> **Given records**
::::::::

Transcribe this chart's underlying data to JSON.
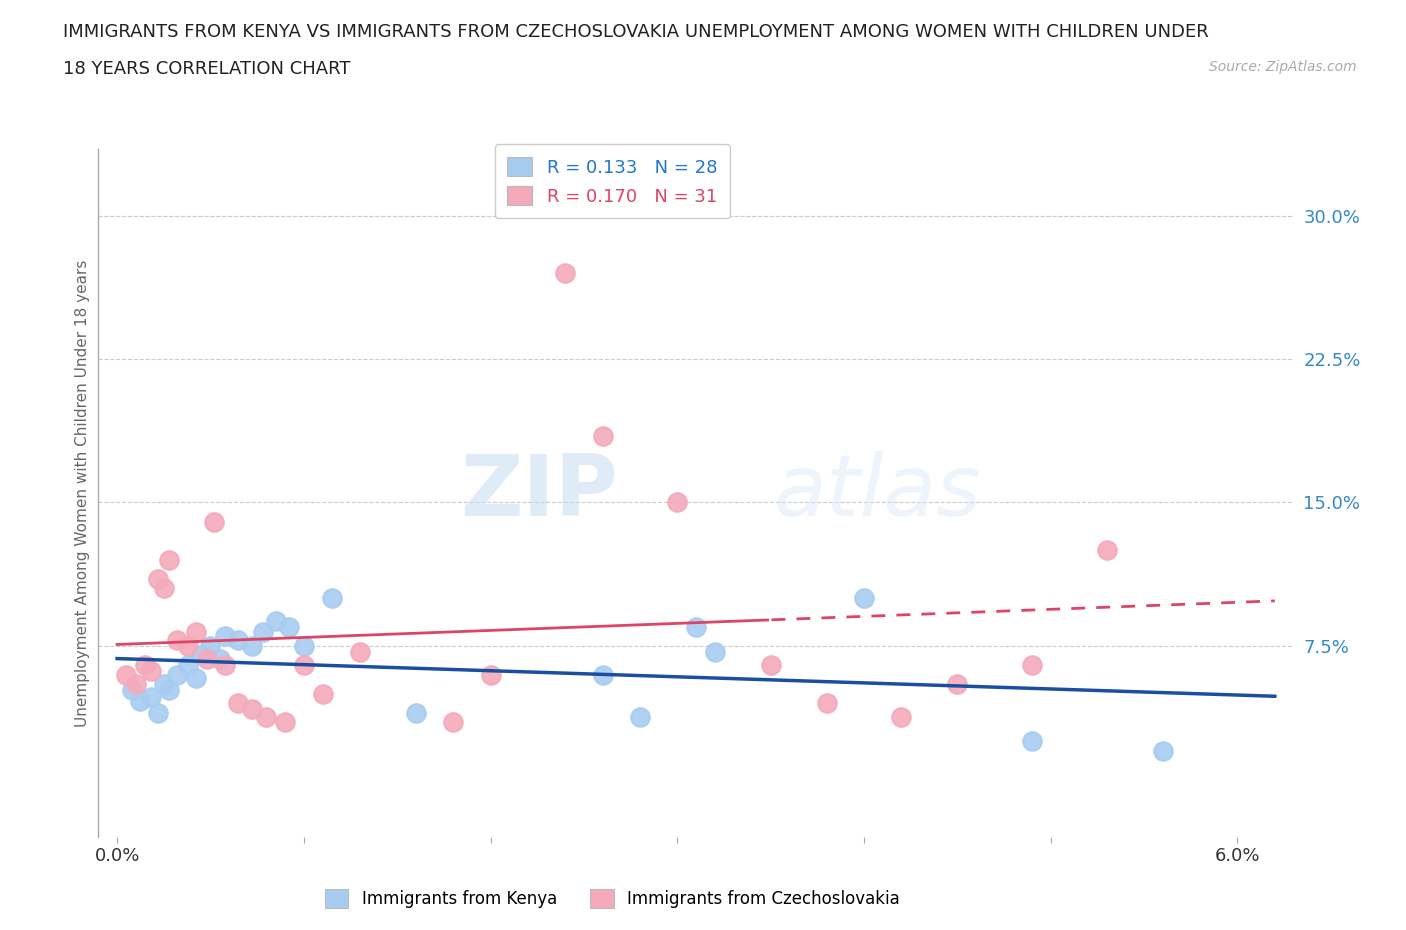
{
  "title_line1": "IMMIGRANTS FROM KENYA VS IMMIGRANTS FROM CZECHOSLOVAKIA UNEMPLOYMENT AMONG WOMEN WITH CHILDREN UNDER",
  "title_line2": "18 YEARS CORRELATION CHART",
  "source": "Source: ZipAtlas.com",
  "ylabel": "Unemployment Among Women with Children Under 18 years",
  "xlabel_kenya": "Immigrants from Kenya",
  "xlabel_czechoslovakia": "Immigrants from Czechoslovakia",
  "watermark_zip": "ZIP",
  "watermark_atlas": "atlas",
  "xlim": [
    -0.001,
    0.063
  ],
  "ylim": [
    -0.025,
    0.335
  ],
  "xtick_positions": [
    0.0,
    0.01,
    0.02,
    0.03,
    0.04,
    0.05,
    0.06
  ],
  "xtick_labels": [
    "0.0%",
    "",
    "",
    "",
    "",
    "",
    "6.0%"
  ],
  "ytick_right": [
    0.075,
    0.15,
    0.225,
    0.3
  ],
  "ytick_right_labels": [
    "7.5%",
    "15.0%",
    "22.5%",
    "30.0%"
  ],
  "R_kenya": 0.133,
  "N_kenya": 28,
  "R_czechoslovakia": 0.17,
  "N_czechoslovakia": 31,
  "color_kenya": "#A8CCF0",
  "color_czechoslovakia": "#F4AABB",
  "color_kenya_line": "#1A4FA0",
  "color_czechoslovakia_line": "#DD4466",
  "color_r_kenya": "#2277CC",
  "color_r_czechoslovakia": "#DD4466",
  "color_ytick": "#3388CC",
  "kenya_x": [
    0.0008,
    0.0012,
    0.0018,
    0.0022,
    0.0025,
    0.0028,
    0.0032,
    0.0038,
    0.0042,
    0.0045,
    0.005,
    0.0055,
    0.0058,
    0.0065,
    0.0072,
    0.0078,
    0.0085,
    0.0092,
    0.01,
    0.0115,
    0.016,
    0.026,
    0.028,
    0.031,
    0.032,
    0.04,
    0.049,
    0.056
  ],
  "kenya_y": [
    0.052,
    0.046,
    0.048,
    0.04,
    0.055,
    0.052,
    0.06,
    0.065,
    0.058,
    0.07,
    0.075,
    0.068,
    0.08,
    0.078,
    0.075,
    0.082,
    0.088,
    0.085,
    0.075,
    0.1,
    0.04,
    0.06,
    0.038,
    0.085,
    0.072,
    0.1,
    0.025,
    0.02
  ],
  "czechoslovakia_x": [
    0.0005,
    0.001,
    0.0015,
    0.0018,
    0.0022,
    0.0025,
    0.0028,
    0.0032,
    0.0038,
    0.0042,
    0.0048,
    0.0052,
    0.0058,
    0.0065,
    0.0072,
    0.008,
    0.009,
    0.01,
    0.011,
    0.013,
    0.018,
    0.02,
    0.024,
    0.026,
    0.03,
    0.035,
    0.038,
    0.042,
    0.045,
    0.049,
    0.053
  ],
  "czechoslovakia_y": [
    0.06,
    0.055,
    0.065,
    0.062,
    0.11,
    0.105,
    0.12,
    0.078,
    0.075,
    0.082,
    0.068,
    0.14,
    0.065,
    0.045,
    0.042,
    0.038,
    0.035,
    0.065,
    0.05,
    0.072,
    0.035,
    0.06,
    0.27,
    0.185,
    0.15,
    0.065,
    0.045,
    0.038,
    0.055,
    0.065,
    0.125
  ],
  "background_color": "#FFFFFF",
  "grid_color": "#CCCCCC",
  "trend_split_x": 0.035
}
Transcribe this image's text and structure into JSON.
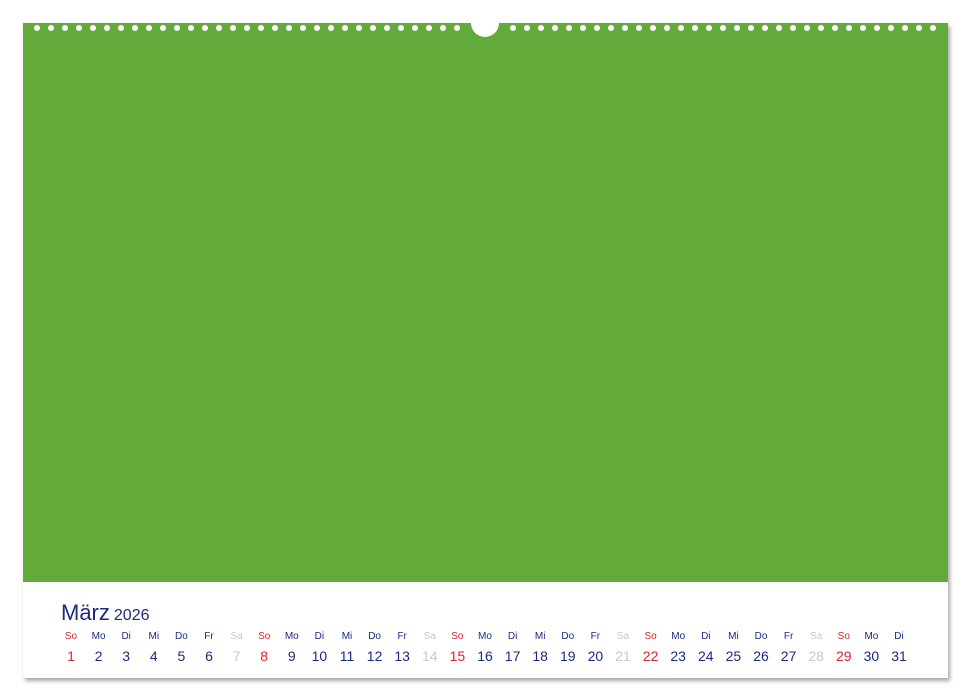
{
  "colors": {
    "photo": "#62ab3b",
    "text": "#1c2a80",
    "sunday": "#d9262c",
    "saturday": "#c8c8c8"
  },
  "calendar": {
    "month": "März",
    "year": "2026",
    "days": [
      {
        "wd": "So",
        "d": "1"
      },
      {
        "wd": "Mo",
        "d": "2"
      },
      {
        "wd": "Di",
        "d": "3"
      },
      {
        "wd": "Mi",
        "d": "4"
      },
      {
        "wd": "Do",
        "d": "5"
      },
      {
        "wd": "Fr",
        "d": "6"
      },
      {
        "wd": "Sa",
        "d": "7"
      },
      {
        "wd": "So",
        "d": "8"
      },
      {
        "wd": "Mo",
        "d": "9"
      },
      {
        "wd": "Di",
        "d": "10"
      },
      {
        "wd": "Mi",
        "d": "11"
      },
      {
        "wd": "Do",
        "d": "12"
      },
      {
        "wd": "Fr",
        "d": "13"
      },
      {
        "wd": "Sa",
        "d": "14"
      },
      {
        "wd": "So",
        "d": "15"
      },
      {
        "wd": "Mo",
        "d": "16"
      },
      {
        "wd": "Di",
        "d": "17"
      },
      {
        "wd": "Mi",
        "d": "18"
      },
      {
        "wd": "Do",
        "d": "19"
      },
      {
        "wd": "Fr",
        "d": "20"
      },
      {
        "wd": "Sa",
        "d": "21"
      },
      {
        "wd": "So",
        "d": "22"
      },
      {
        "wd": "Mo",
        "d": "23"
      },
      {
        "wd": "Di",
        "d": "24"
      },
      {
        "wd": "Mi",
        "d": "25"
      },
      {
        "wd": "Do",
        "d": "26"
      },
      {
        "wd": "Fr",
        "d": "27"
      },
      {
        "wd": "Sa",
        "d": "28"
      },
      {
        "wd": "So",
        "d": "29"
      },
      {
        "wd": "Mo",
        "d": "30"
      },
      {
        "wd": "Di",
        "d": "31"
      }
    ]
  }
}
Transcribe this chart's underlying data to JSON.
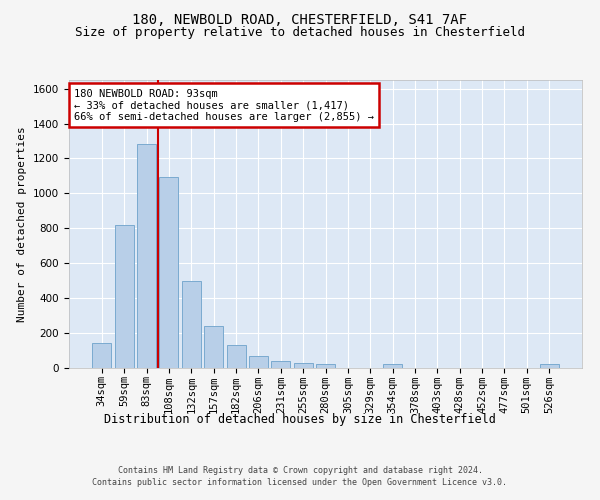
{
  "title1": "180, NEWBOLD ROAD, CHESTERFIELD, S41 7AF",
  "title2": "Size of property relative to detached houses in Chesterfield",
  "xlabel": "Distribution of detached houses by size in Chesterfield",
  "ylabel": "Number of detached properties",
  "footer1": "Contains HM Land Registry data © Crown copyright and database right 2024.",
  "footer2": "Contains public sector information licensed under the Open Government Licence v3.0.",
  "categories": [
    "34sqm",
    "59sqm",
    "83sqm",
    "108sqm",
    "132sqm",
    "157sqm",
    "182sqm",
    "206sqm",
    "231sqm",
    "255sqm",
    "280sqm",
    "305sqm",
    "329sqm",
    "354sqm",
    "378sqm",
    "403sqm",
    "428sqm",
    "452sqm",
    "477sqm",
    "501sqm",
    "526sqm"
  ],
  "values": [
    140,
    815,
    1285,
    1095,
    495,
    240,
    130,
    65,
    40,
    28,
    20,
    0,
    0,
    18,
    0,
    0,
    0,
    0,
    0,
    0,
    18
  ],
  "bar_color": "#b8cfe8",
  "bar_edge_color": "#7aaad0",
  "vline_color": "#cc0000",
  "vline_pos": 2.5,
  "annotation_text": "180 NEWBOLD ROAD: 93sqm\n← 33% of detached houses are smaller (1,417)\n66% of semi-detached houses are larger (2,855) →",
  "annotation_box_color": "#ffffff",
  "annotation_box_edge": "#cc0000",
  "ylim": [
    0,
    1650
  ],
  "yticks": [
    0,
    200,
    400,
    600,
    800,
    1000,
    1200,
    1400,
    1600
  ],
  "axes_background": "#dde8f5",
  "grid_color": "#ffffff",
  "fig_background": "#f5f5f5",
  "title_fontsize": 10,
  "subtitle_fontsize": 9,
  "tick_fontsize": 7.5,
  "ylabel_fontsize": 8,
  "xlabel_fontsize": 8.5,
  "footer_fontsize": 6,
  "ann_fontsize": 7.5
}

::::::::

> **What the task requires**
Which lines contain the word "ROAD"? Copy each one.

> **Solution for this exercise**
  "title1": "180, NEWBOLD ROAD, CHESTERFIELD, S41 7AF",
  "annotation_text": "180 NEWBOLD ROAD: 93sqm\n← 33% of detached houses are smaller (1,417)\n66% of semi-detached houses are larger (2,855) →",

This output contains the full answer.